— begin Excerpt to read —

2

I have written a function that sums the members of a list. Pretty straightforward, newbie stuff, but for some reason it returns nil, and I am at a loss as to why: this should be a no-brainer. The implementation and function call follow.

The implementation:

(defn add-list-members
  ([x] (add-list-members x 0))
  ([x total]
   (if (= (count x) 2)
     (+ (first x) (first (rest x)) total))
   (if (= (count x) 1)
     (+ (first x) total))
   (if (> (count x) 2)
     (recur (rest (rest x)) (+ (+ (first x) (first (rest x))) total)))))

The call to the function:

(println "our total is: " (add-list-members '(2 23 33 14 33 134 9000 98993)))

Meanwhile, I have a debugging version with print statements added, and I have been able to verify that the implementation works as it should.

Debugging version:

(defn add-list-members-debug
  ([x] (add-list-members-debug x 0))

— end Excerpt to read —

(Given task): Carry on the Clojure post about the list-summing function that returns nil, starting right after its last line. The rows that follow come from a separate source.

— begin Dataset extract —

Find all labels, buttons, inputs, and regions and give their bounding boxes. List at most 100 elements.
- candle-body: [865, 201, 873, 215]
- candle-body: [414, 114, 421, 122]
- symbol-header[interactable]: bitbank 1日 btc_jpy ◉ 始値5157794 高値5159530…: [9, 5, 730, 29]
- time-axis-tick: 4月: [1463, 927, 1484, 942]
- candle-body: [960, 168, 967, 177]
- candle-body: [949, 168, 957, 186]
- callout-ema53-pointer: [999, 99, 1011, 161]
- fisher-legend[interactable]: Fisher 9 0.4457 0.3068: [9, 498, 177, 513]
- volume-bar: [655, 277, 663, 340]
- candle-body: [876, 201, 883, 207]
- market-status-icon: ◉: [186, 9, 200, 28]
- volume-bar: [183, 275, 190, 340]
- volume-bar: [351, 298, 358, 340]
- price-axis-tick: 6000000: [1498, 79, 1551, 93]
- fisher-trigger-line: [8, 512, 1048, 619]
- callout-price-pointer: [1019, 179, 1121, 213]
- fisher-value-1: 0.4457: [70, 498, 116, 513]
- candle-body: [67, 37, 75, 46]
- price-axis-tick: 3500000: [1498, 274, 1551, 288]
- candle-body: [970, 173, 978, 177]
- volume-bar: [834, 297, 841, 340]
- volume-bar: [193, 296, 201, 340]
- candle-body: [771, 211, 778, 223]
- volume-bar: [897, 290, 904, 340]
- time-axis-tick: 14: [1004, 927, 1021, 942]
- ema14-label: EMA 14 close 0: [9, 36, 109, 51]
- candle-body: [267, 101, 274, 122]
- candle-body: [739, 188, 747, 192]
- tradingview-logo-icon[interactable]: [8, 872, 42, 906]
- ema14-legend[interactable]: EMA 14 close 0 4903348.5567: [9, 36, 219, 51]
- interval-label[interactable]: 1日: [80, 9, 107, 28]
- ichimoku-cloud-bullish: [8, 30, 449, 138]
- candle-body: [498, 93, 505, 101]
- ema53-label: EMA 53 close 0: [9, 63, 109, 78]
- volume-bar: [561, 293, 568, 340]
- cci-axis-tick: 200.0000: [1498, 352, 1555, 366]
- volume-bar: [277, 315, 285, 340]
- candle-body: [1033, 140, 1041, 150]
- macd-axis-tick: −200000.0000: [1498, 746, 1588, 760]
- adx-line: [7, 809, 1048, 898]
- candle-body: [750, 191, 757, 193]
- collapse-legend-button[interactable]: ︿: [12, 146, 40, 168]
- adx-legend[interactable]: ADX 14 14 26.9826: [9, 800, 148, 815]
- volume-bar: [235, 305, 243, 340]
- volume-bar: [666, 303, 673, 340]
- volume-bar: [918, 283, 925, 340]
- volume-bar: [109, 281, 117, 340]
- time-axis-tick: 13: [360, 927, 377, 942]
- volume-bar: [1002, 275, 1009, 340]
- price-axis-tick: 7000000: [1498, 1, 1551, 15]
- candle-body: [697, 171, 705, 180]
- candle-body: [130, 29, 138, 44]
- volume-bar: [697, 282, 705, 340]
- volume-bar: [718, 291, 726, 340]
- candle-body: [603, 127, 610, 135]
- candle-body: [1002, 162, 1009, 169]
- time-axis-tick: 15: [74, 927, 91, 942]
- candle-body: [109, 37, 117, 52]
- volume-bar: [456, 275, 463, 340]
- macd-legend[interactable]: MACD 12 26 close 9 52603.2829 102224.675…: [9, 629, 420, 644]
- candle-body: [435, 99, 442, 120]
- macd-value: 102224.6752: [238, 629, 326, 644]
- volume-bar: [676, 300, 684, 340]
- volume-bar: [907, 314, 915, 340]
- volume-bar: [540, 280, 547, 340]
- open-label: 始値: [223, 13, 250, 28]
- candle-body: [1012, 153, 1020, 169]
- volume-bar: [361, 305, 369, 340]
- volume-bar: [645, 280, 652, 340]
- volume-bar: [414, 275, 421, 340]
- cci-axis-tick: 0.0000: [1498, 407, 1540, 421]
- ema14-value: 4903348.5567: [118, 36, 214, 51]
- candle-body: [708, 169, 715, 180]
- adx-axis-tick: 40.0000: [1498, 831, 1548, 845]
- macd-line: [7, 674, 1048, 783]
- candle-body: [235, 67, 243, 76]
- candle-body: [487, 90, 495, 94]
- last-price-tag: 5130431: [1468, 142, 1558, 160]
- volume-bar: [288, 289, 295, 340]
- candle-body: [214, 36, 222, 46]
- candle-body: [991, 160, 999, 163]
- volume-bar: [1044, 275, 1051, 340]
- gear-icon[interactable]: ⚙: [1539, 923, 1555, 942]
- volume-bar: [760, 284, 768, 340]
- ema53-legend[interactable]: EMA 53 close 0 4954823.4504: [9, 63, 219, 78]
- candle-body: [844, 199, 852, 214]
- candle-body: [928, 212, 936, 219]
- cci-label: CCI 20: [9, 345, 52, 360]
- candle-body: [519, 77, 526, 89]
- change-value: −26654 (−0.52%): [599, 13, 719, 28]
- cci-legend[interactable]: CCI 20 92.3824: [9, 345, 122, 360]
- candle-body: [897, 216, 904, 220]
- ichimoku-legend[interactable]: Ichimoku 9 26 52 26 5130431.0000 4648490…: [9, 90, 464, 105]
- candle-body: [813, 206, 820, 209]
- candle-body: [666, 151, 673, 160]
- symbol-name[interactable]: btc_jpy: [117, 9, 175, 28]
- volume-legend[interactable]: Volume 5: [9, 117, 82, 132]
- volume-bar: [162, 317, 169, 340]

— end Dataset extract —

(Exercise response):
  ([x total]
   (println ">>> our list now: " x)
   (println ">>> our total now: " total)
   (if (= (count x) 2)
     (println "outcome 2 : " (+ (first x) (first (rest x)) total)))
   (if (= (count x) 1)
     (println "outcome 1 : " (+ (first x) total)))
   (if (> (count x) 2)
     (recur (rest (rest x)) (+ (+ (first x) (first (rest x))) total)))))

Call to debugging version:

(add-list-members-debug '(2 23 33 14 33 134 9000 98993))

The development tools I am using are Vim plugged into the Leiningen REPL. Any hints about what I'm doing wrong here would be most appreciated.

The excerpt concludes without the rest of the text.